■ Material shown ■

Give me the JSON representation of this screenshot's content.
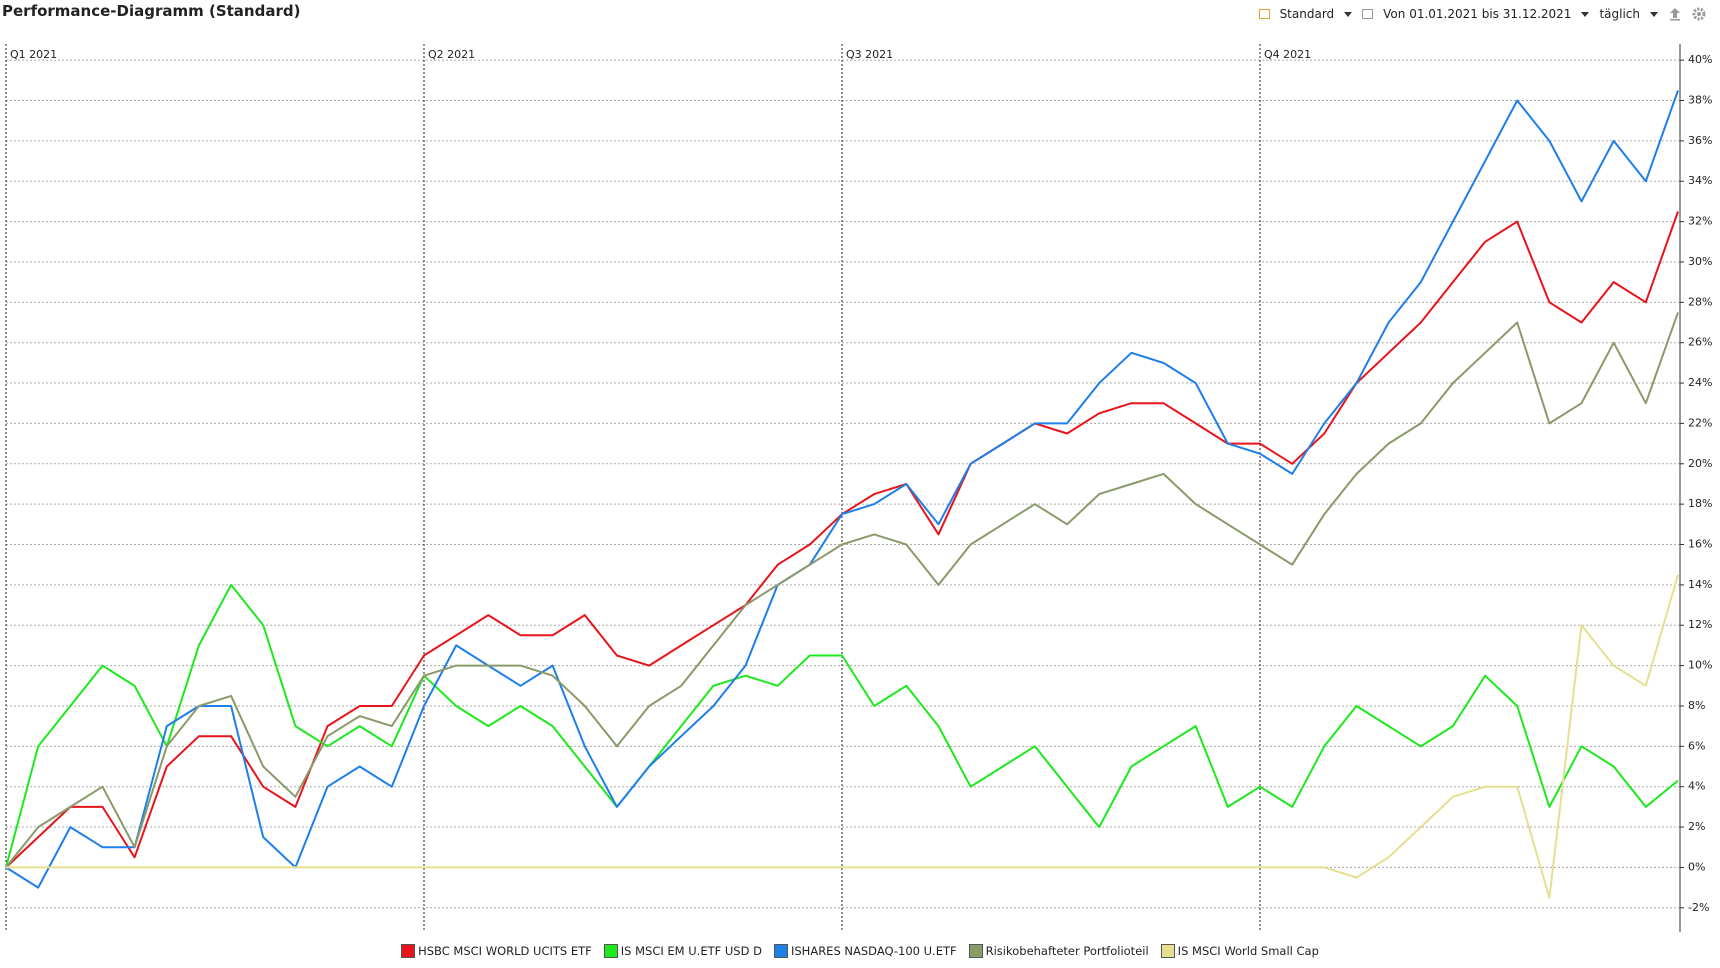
{
  "toolbar": {
    "title": "Performance-Diagramm (Standard)",
    "view": "Standard",
    "period": "Von 01.01.2021 bis 31.12.2021",
    "interval": "täglich"
  },
  "chart_data": {
    "type": "line",
    "categories": [
      "Q1 2021",
      null,
      null,
      null,
      null,
      null,
      null,
      null,
      null,
      null,
      null,
      null,
      null,
      "Q2 2021",
      null,
      null,
      null,
      null,
      null,
      null,
      null,
      null,
      null,
      null,
      null,
      null,
      "Q3 2021",
      null,
      null,
      null,
      null,
      null,
      null,
      null,
      null,
      null,
      null,
      null,
      null,
      "Q4 2021",
      null,
      null,
      null,
      null,
      null,
      null,
      null,
      null,
      null,
      null,
      null,
      null,
      null
    ],
    "series": [
      {
        "name": "HSBC MSCI WORLD UCITS ETF",
        "color": "#e8141c",
        "values": [
          0,
          1.5,
          3,
          3,
          0.5,
          5,
          6.5,
          6.5,
          4,
          3,
          7,
          8,
          8,
          10.5,
          11.5,
          12.5,
          11.5,
          11.5,
          12.5,
          10.5,
          10,
          11,
          12,
          13,
          15,
          16,
          17.5,
          18.5,
          19,
          16.5,
          20,
          21,
          22,
          21.5,
          22.5,
          23,
          23,
          22,
          21,
          21,
          20,
          21.5,
          24,
          25.5,
          27,
          29,
          31,
          32,
          28,
          27,
          29,
          28,
          32.5
        ]
      },
      {
        "name": "IS MSCI EM U.ETF USD D",
        "color": "#1ee81e",
        "values": [
          0,
          6,
          8,
          10,
          9,
          6,
          11,
          14,
          12,
          7,
          6,
          7,
          6,
          9.5,
          8,
          7,
          8,
          7,
          5,
          3,
          5,
          7,
          9,
          9.5,
          9,
          10.5,
          10.5,
          8,
          9,
          7,
          4,
          5,
          6,
          4,
          2,
          5,
          6,
          7,
          3,
          4,
          3,
          6,
          8,
          7,
          6,
          7,
          9.5,
          8,
          3,
          6,
          5,
          3,
          4.3
        ]
      },
      {
        "name": "ISHARES NASDAQ-100 U.ETF",
        "color": "#1f7fe8",
        "values": [
          0,
          -1,
          2,
          1,
          1,
          7,
          8,
          8,
          1.5,
          0,
          4,
          5,
          4,
          8,
          11,
          10,
          9,
          10,
          6,
          3,
          5,
          6.5,
          8,
          10,
          14,
          15,
          17.5,
          18,
          19,
          17,
          20,
          21,
          22,
          22,
          24,
          25.5,
          25,
          24,
          21,
          20.5,
          19.5,
          22,
          24,
          27,
          29,
          32,
          35,
          38,
          36,
          33,
          36,
          34,
          38.5
        ]
      },
      {
        "name": "Risikobehafteter Portfolioteil",
        "color": "#8a9a6a",
        "values": [
          0,
          2,
          3,
          4,
          1,
          6,
          8,
          8.5,
          5,
          3.5,
          6.5,
          7.5,
          7,
          9.5,
          10,
          10,
          10,
          9.5,
          8,
          6,
          8,
          9,
          11,
          13,
          14,
          15,
          16,
          16.5,
          16,
          14,
          16,
          17,
          18,
          17,
          18.5,
          19,
          19.5,
          18,
          17,
          16,
          15,
          17.5,
          19.5,
          21,
          22,
          24,
          25.5,
          27,
          22,
          23,
          26,
          23,
          27.5
        ]
      },
      {
        "name": "IS MSCI World Small Cap",
        "color": "#e6df8f",
        "values": [
          0,
          0,
          0,
          0,
          0,
          0,
          0,
          0,
          0,
          0,
          0,
          0,
          0,
          0,
          0,
          0,
          0,
          0,
          0,
          0,
          0,
          0,
          0,
          0,
          0,
          0,
          0,
          0,
          0,
          0,
          0,
          0,
          0,
          0,
          0,
          0,
          0,
          0,
          0,
          0,
          0,
          0,
          -0.5,
          0.5,
          2,
          3.5,
          4,
          4,
          -1.5,
          12,
          10,
          9,
          14.5
        ]
      }
    ],
    "ylim": [
      -3.2,
      40.8
    ],
    "yticks": [
      {
        "value": -2,
        "label": "-2%"
      },
      {
        "value": 0,
        "label": "0%"
      },
      {
        "value": 2,
        "label": "2%"
      },
      {
        "value": 4,
        "label": "4%"
      },
      {
        "value": 6,
        "label": "6%"
      },
      {
        "value": 8,
        "label": "8%"
      },
      {
        "value": 10,
        "label": "10%"
      },
      {
        "value": 12,
        "label": "12%"
      },
      {
        "value": 14,
        "label": "14%"
      },
      {
        "value": 16,
        "label": "16%"
      },
      {
        "value": 18,
        "label": "18%"
      },
      {
        "value": 20,
        "label": "20%"
      },
      {
        "value": 22,
        "label": "22%"
      },
      {
        "value": 24,
        "label": "24%"
      },
      {
        "value": 26,
        "label": "26%"
      },
      {
        "value": 28,
        "label": "28%"
      },
      {
        "value": 30,
        "label": "30%"
      },
      {
        "value": 32,
        "label": "32%"
      },
      {
        "value": 34,
        "label": "34%"
      },
      {
        "value": 36,
        "label": "36%"
      },
      {
        "value": 38,
        "label": "38%"
      },
      {
        "value": 40,
        "label": "40%"
      }
    ],
    "grid": true
  }
}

■ What the task asks ■
From the material above, copy each line that includes the word "MSCI".

■ The completed task ■
        "name": "HSBC MSCI WORLD UCITS ETF",
        "name": "IS MSCI EM U.ETF USD D",
        "name": "IS MSCI World Small Cap",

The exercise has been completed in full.